:: Problem ::
Locate and copy all lines bearing the word "grid".

:: Dataset entries ::
┌──

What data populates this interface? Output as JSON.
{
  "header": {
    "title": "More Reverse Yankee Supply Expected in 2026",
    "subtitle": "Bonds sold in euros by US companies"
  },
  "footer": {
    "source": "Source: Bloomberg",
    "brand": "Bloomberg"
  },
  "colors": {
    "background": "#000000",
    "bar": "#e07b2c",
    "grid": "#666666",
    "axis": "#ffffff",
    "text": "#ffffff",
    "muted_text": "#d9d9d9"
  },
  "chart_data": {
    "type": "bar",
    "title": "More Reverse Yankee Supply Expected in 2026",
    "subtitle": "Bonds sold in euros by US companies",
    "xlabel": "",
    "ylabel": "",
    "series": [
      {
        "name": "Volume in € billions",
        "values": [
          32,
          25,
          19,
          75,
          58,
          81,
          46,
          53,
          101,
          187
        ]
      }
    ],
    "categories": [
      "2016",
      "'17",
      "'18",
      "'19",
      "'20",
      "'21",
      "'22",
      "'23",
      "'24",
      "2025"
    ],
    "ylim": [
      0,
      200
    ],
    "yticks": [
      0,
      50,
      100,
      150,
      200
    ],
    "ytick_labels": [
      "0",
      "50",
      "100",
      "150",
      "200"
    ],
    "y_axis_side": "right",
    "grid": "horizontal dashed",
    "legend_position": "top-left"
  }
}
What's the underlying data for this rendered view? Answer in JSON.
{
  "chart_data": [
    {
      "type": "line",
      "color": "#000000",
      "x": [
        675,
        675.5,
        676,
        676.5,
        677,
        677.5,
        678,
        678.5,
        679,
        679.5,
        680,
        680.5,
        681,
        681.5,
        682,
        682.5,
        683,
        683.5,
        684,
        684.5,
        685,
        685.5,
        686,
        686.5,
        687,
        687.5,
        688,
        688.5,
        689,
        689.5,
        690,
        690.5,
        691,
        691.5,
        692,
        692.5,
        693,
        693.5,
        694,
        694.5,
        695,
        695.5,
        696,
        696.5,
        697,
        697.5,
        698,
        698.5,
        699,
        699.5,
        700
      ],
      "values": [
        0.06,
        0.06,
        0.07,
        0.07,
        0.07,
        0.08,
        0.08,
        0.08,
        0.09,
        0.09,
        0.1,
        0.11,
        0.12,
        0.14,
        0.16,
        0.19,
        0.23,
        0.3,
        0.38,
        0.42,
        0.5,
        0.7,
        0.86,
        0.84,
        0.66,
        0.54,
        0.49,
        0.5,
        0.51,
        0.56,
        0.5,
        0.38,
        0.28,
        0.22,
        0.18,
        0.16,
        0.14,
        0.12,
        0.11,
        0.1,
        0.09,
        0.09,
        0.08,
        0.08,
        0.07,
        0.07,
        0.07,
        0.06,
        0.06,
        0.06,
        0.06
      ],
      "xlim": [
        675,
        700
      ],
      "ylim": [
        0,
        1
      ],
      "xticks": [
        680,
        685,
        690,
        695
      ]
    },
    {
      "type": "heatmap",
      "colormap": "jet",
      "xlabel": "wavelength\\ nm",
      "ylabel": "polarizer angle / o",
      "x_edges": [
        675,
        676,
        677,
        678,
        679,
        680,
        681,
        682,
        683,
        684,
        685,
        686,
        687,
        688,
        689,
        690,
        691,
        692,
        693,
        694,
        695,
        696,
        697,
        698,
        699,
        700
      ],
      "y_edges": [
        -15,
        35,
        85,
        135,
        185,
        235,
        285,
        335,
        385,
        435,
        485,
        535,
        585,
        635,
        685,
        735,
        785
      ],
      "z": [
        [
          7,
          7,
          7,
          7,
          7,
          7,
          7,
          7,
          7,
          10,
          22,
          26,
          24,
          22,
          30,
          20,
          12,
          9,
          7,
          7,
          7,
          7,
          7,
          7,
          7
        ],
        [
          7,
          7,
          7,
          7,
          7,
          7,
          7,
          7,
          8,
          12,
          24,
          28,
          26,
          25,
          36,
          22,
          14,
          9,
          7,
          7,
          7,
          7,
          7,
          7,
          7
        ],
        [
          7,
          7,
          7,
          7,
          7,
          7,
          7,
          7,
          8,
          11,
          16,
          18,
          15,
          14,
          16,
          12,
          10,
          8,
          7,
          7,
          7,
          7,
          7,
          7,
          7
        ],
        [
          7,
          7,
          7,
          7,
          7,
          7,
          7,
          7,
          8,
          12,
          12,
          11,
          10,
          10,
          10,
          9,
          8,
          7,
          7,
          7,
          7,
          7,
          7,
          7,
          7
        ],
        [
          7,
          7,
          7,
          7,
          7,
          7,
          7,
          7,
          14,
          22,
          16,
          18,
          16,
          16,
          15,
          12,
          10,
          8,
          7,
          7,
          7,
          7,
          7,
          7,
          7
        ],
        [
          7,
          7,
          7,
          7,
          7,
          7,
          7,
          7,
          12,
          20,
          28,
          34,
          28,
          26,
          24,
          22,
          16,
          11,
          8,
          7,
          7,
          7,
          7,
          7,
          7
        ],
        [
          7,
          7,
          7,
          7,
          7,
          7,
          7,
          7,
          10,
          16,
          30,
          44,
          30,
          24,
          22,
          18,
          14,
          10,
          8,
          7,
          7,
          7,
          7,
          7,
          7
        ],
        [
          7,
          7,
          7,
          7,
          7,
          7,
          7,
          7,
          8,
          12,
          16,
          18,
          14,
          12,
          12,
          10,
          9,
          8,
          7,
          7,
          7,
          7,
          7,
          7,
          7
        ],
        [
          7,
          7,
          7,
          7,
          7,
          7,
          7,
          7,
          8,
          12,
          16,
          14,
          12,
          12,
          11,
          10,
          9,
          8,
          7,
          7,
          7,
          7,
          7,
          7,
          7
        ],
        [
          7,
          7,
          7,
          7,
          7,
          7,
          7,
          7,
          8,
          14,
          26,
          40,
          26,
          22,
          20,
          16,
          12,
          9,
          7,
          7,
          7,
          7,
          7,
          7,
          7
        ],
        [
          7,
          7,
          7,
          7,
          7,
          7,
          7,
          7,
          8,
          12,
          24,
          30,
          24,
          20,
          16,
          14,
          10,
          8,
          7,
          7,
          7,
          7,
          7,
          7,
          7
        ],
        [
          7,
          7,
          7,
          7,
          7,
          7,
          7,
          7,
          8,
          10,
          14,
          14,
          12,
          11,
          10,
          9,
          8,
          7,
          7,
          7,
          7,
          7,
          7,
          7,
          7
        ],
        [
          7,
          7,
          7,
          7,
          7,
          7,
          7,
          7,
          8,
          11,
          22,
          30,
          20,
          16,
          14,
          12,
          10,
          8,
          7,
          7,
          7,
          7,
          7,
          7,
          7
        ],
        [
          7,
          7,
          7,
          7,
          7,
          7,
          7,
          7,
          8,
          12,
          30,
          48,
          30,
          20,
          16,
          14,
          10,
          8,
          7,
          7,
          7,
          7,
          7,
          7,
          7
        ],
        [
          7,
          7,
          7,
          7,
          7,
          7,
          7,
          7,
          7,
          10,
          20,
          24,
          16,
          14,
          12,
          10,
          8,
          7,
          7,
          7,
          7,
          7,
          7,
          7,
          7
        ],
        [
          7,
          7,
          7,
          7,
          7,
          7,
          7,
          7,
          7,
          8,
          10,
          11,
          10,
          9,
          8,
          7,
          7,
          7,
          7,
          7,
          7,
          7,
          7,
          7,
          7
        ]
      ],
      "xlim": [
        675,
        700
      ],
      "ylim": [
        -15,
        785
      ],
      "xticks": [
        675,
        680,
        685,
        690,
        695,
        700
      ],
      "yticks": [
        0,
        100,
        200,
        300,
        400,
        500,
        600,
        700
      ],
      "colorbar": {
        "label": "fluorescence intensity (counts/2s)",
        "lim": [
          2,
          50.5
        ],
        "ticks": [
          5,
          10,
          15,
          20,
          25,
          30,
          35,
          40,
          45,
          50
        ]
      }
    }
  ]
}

└──

:: Output of the exercise ::
    "grid": "#666666",
    "grid": "horizontal dashed",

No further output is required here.